## Stated task
What follows is a set of records, each of which is to be written out exactly.
━━━━━ Records shown ━━━━━
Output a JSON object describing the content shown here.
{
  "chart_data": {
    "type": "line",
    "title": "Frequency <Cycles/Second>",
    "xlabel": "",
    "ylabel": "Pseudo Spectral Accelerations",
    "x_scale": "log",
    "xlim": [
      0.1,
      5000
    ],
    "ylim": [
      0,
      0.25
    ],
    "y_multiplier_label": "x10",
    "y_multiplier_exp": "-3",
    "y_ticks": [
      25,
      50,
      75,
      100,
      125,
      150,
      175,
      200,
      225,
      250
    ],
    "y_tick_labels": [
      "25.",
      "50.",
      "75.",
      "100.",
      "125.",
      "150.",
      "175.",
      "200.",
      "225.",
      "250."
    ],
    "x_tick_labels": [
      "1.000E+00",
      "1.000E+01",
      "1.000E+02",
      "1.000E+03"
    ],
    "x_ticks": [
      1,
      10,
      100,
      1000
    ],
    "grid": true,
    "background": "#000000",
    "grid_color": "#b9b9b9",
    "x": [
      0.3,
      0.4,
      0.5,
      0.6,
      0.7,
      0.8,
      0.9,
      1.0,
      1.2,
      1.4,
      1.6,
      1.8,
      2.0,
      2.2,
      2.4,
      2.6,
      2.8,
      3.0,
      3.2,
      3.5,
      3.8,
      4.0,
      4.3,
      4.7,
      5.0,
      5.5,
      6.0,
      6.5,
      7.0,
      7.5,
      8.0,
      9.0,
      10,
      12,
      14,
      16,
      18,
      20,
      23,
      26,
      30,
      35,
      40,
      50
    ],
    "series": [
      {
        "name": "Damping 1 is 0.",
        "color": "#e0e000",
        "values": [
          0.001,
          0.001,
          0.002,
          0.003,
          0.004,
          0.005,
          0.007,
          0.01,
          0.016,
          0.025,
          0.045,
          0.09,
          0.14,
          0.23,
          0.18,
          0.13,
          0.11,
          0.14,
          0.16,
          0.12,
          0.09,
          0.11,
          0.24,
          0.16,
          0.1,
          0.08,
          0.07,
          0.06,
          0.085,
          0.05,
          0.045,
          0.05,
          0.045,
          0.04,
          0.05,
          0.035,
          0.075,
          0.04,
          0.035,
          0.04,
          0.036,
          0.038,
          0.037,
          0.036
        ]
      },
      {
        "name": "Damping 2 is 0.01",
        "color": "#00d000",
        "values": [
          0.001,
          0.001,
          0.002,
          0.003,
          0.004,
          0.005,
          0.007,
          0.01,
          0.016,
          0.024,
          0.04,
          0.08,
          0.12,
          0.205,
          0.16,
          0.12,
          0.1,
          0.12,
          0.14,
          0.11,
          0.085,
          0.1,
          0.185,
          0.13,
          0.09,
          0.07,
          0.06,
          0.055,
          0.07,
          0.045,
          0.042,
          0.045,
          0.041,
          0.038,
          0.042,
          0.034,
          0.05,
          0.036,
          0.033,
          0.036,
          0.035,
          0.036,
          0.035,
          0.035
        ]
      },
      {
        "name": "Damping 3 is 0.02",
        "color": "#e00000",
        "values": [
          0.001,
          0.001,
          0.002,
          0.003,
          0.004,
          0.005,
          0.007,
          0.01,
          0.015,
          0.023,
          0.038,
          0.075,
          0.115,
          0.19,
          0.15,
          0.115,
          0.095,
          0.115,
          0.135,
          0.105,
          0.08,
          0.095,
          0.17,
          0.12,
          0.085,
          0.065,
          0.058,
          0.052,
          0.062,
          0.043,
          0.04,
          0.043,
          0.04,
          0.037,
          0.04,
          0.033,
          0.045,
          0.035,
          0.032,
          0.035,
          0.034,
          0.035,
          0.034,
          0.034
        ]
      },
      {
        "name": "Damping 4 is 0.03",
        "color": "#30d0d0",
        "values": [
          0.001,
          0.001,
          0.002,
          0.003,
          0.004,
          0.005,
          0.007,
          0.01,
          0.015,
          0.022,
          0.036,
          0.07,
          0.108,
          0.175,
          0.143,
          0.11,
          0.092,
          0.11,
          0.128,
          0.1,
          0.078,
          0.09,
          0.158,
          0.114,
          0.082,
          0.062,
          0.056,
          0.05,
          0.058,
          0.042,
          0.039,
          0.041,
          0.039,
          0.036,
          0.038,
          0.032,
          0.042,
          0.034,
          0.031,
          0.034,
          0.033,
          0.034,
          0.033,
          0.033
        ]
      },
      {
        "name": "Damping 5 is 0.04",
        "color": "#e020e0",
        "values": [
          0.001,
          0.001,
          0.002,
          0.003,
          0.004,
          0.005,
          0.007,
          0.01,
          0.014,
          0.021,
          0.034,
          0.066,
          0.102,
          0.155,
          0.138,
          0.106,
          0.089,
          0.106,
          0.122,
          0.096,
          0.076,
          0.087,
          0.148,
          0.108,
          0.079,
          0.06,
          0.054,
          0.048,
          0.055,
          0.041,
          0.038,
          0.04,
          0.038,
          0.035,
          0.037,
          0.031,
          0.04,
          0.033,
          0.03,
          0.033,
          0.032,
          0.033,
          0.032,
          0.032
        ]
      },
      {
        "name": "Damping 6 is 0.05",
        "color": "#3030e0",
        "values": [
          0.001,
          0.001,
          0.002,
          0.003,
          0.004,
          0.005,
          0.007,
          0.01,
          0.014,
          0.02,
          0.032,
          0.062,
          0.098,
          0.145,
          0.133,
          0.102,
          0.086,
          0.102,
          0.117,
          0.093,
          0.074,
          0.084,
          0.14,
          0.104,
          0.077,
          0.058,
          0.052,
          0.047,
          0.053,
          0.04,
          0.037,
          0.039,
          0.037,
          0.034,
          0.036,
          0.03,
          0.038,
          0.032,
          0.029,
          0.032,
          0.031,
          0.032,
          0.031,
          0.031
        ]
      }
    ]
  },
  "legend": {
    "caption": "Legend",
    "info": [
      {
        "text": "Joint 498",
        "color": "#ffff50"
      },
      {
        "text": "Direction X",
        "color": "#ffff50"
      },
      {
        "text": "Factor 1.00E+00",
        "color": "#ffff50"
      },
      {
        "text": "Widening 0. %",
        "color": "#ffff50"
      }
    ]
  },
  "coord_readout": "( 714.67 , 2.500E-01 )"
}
━━━━━
## Correct output
Output a JSON object describing the content shown here.
{
  "chart_data": {
    "type": "line",
    "title": "Frequency <Cycles/Second>",
    "xlabel": "",
    "ylabel": "Pseudo Spectral Accelerations",
    "x_scale": "log",
    "xlim": [
      0.1,
      5000
    ],
    "ylim": [
      0,
      0.25
    ],
    "y_multiplier_label": "x10",
    "y_multiplier_exp": "-3",
    "y_ticks": [
      25,
      50,
      75,
      100,
      125,
      150,
      175,
      200,
      225,
      250
    ],
    "y_tick_labels": [
      "25.",
      "50.",
      "75.",
      "100.",
      "125.",
      "150.",
      "175.",
      "200.",
      "225.",
      "250."
    ],
    "x_tick_labels": [
      "1.000E+00",
      "1.000E+01",
      "1.000E+02",
      "1.000E+03"
    ],
    "x_ticks": [
      1,
      10,
      100,
      1000
    ],
    "grid": true,
    "background": "#000000",
    "grid_color": "#b9b9b9",
    "x": [
      0.3,
      0.4,
      0.5,
      0.6,
      0.7,
      0.8,
      0.9,
      1.0,
      1.2,
      1.4,
      1.6,
      1.8,
      2.0,
      2.2,
      2.4,
      2.6,
      2.8,
      3.0,
      3.2,
      3.5,
      3.8,
      4.0,
      4.3,
      4.7,
      5.0,
      5.5,
      6.0,
      6.5,
      7.0,
      7.5,
      8.0,
      9.0,
      10,
      12,
      14,
      16,
      18,
      20,
      23,
      26,
      30,
      35,
      40,
      50
    ],
    "series": [
      {
        "name": "Damping 1 is 0.",
        "color": "#e0e000",
        "values": [
          0.001,
          0.001,
          0.002,
          0.003,
          0.004,
          0.005,
          0.007,
          0.01,
          0.016,
          0.025,
          0.045,
          0.09,
          0.14,
          0.23,
          0.18,
          0.13,
          0.11,
          0.14,
          0.16,
          0.12,
          0.09,
          0.11,
          0.24,
          0.16,
          0.1,
          0.08,
          0.07,
          0.06,
          0.085,
          0.05,
          0.045,
          0.05,
          0.045,
          0.04,
          0.05,
          0.035,
          0.075,
          0.04,
          0.035,
          0.04,
          0.036,
          0.038,
          0.037,
          0.036
        ]
      },
      {
        "name": "Damping 2 is 0.01",
        "color": "#00d000",
        "values": [
          0.001,
          0.001,
          0.002,
          0.003,
          0.004,
          0.005,
          0.007,
          0.01,
          0.016,
          0.024,
          0.04,
          0.08,
          0.12,
          0.205,
          0.16,
          0.12,
          0.1,
          0.12,
          0.14,
          0.11,
          0.085,
          0.1,
          0.185,
          0.13,
          0.09,
          0.07,
          0.06,
          0.055,
          0.07,
          0.045,
          0.042,
          0.045,
          0.041,
          0.038,
          0.042,
          0.034,
          0.05,
          0.036,
          0.033,
          0.036,
          0.035,
          0.036,
          0.035,
          0.035
        ]
      },
      {
        "name": "Damping 3 is 0.02",
        "color": "#e00000",
        "values": [
          0.001,
          0.001,
          0.002,
          0.003,
          0.004,
          0.005,
          0.007,
          0.01,
          0.015,
          0.023,
          0.038,
          0.075,
          0.115,
          0.19,
          0.15,
          0.115,
          0.095,
          0.115,
          0.135,
          0.105,
          0.08,
          0.095,
          0.17,
          0.12,
          0.085,
          0.065,
          0.058,
          0.052,
          0.062,
          0.043,
          0.04,
          0.043,
          0.04,
          0.037,
          0.04,
          0.033,
          0.045,
          0.035,
          0.032,
          0.035,
          0.034,
          0.035,
          0.034,
          0.034
        ]
      },
      {
        "name": "Damping 4 is 0.03",
        "color": "#30d0d0",
        "values": [
          0.001,
          0.001,
          0.002,
          0.003,
          0.004,
          0.005,
          0.007,
          0.01,
          0.015,
          0.022,
          0.036,
          0.07,
          0.108,
          0.175,
          0.143,
          0.11,
          0.092,
          0.11,
          0.128,
          0.1,
          0.078,
          0.09,
          0.158,
          0.114,
          0.082,
          0.062,
          0.056,
          0.05,
          0.058,
          0.042,
          0.039,
          0.041,
          0.039,
          0.036,
          0.038,
          0.032,
          0.042,
          0.034,
          0.031,
          0.034,
          0.033,
          0.034,
          0.033,
          0.033
        ]
      },
      {
        "name": "Damping 5 is 0.04",
        "color": "#e020e0",
        "values": [
          0.001,
          0.001,
          0.002,
          0.003,
          0.004,
          0.005,
          0.007,
          0.01,
          0.014,
          0.021,
          0.034,
          0.066,
          0.102,
          0.155,
          0.138,
          0.106,
          0.089,
          0.106,
          0.122,
          0.096,
          0.076,
          0.087,
          0.148,
          0.108,
          0.079,
          0.06,
          0.054,
          0.048,
          0.055,
          0.041,
          0.038,
          0.04,
          0.038,
          0.035,
          0.037,
          0.031,
          0.04,
          0.033,
          0.03,
          0.033,
          0.032,
          0.033,
          0.032,
          0.032
        ]
      },
      {
        "name": "Damping 6 is 0.05",
        "color": "#3030e0",
        "values": [
          0.001,
          0.001,
          0.002,
          0.003,
          0.004,
          0.005,
          0.007,
          0.01,
          0.014,
          0.02,
          0.032,
          0.062,
          0.098,
          0.145,
          0.133,
          0.102,
          0.086,
          0.102,
          0.117,
          0.093,
          0.074,
          0.084,
          0.14,
          0.104,
          0.077,
          0.058,
          0.052,
          0.047,
          0.053,
          0.04,
          0.037,
          0.039,
          0.037,
          0.034,
          0.036,
          0.03,
          0.038,
          0.032,
          0.029,
          0.032,
          0.031,
          0.032,
          0.031,
          0.031
        ]
      }
    ]
  },
  "legend": {
    "caption": "Legend",
    "info": [
      {
        "text": "Joint 498",
        "color": "#ffff50"
      },
      {
        "text": "Direction X",
        "color": "#ffff50"
      },
      {
        "text": "Factor 1.00E+00",
        "color": "#ffff50"
      },
      {
        "text": "Widening 0. %",
        "color": "#ffff50"
      }
    ]
  },
  "coord_readout": "( 714.67 , 2.500E-01 )"
}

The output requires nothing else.